_REQUIRED TASK_: All of the data that follows should be retyped exactly, please, except the pictures.

_RECORDED INFORMATION_:
*****

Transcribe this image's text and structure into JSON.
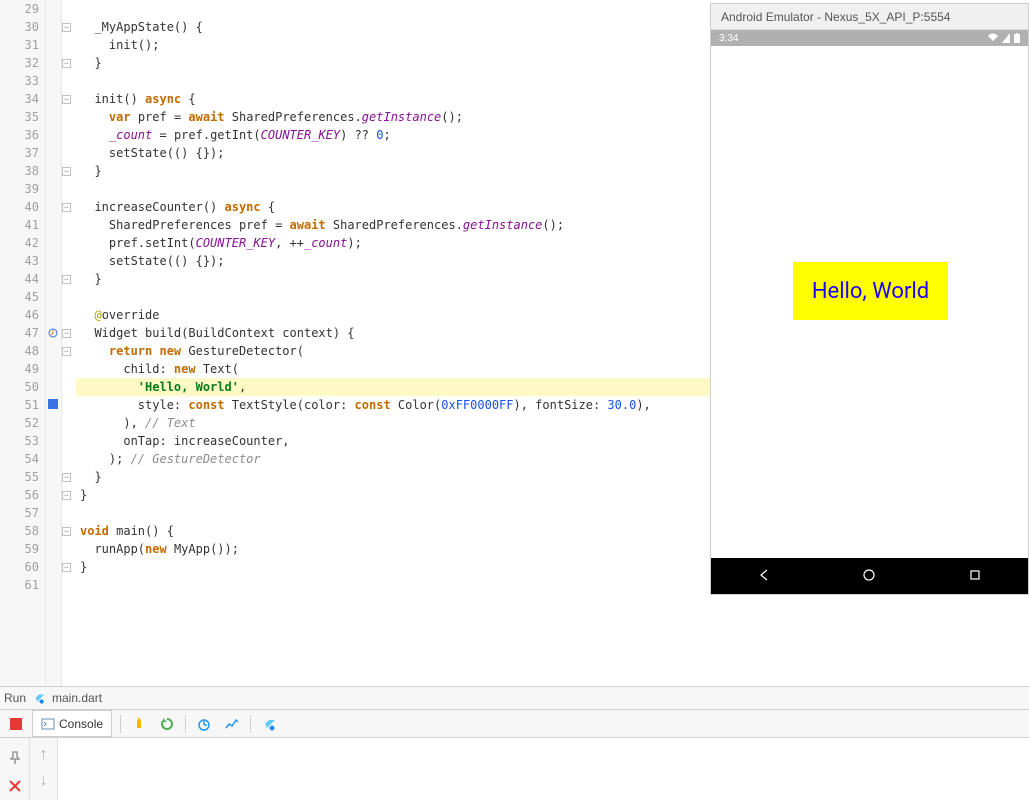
{
  "emulator": {
    "title": "Android Emulator - Nexus_5X_API_P:5554",
    "time": "3:34",
    "hello": "Hello, World"
  },
  "run": {
    "label": "Run",
    "file": "main.dart"
  },
  "console": {
    "label": "Console"
  },
  "lines": {
    "29": "",
    "30": "  _MyAppState() {",
    "31": "    init();",
    "32": "  }",
    "33": "",
    "34a": "  init() ",
    "34b": "async",
    "34c": " {",
    "35a": "    ",
    "35b": "var",
    "35c": " pref = ",
    "35d": "await",
    "35e": " SharedPreferences.",
    "35f": "getInstance",
    "35g": "();",
    "36a": "    ",
    "36b": "_count",
    "36c": " = pref.getInt(",
    "36d": "COUNTER_KEY",
    "36e": ") ?? ",
    "36f": "0",
    "36g": ";",
    "37": "    setState(() {});",
    "38": "  }",
    "39": "",
    "40a": "  increaseCounter() ",
    "40b": "async",
    "40c": " {",
    "41a": "    SharedPreferences pref = ",
    "41b": "await",
    "41c": " SharedPreferences.",
    "41d": "getInstance",
    "41e": "();",
    "42a": "    pref.setInt(",
    "42b": "COUNTER_KEY",
    "42c": ", ++",
    "42d": "_count",
    "42e": ");",
    "43": "    setState(() {});",
    "44": "  }",
    "45": "",
    "46a": "  ",
    "46b": "@",
    "46c": "override",
    "47": "  Widget build(BuildContext context) {",
    "48a": "    ",
    "48b": "return new",
    "48c": " GestureDetector(",
    "49a": "      child: ",
    "49b": "new",
    "49c": " Text(",
    "50a": "        ",
    "50b": "'Hello, World'",
    "50c": ",",
    "51a": "        style: ",
    "51b": "const",
    "51c": " TextStyle(color: ",
    "51d": "const",
    "51e": " Color(",
    "51f": "0xFF0000FF",
    "51g": "), fontSize: ",
    "51h": "30.0",
    "51i": "),",
    "52a": "      ), ",
    "52b": "// Text",
    "53": "      onTap: increaseCounter,",
    "54a": "    ); ",
    "54b": "// GestureDetector",
    "55": "  }",
    "56": "}",
    "57": "",
    "58a": "",
    "58b": "void",
    "58c": " main() {",
    "59a": "  runApp(",
    "59b": "new",
    "59c": " MyApp());",
    "60": "}",
    "61": ""
  },
  "line_numbers": [
    "29",
    "30",
    "31",
    "32",
    "33",
    "34",
    "35",
    "36",
    "37",
    "38",
    "39",
    "40",
    "41",
    "42",
    "43",
    "44",
    "45",
    "46",
    "47",
    "48",
    "49",
    "50",
    "51",
    "52",
    "53",
    "54",
    "55",
    "56",
    "57",
    "58",
    "59",
    "60",
    "61"
  ]
}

*****

_SOLVED PROBLEM_:
Transcribe this image's text and structure into JSON.
{
  "emulator": {
    "title": "Android Emulator - Nexus_5X_API_P:5554",
    "time": "3:34",
    "hello": "Hello, World"
  },
  "run": {
    "label": "Run",
    "file": "main.dart"
  },
  "console": {
    "label": "Console"
  },
  "lines": {
    "29": "",
    "30": "  _MyAppState() {",
    "31": "    init();",
    "32": "  }",
    "33": "",
    "34a": "  init() ",
    "34b": "async",
    "34c": " {",
    "35a": "    ",
    "35b": "var",
    "35c": " pref = ",
    "35d": "await",
    "35e": " SharedPreferences.",
    "35f": "getInstance",
    "35g": "();",
    "36a": "    ",
    "36b": "_count",
    "36c": " = pref.getInt(",
    "36d": "COUNTER_KEY",
    "36e": ") ?? ",
    "36f": "0",
    "36g": ";",
    "37": "    setState(() {});",
    "38": "  }",
    "39": "",
    "40a": "  increaseCounter() ",
    "40b": "async",
    "40c": " {",
    "41a": "    SharedPreferences pref = ",
    "41b": "await",
    "41c": " SharedPreferences.",
    "41d": "getInstance",
    "41e": "();",
    "42a": "    pref.setInt(",
    "42b": "COUNTER_KEY",
    "42c": ", ++",
    "42d": "_count",
    "42e": ");",
    "43": "    setState(() {});",
    "44": "  }",
    "45": "",
    "46a": "  ",
    "46b": "@",
    "46c": "override",
    "47": "  Widget build(BuildContext context) {",
    "48a": "    ",
    "48b": "return new",
    "48c": " GestureDetector(",
    "49a": "      child: ",
    "49b": "new",
    "49c": " Text(",
    "50a": "        ",
    "50b": "'Hello, World'",
    "50c": ",",
    "51a": "        style: ",
    "51b": "const",
    "51c": " TextStyle(color: ",
    "51d": "const",
    "51e": " Color(",
    "51f": "0xFF0000FF",
    "51g": "), fontSize: ",
    "51h": "30.0",
    "51i": "),",
    "52a": "      ), ",
    "52b": "// Text",
    "53": "      onTap: increaseCounter,",
    "54a": "    ); ",
    "54b": "// GestureDetector",
    "55": "  }",
    "56": "}",
    "57": "",
    "58a": "",
    "58b": "void",
    "58c": " main() {",
    "59a": "  runApp(",
    "59b": "new",
    "59c": " MyApp());",
    "60": "}",
    "61": ""
  },
  "line_numbers": [
    "29",
    "30",
    "31",
    "32",
    "33",
    "34",
    "35",
    "36",
    "37",
    "38",
    "39",
    "40",
    "41",
    "42",
    "43",
    "44",
    "45",
    "46",
    "47",
    "48",
    "49",
    "50",
    "51",
    "52",
    "53",
    "54",
    "55",
    "56",
    "57",
    "58",
    "59",
    "60",
    "61"
  ]
}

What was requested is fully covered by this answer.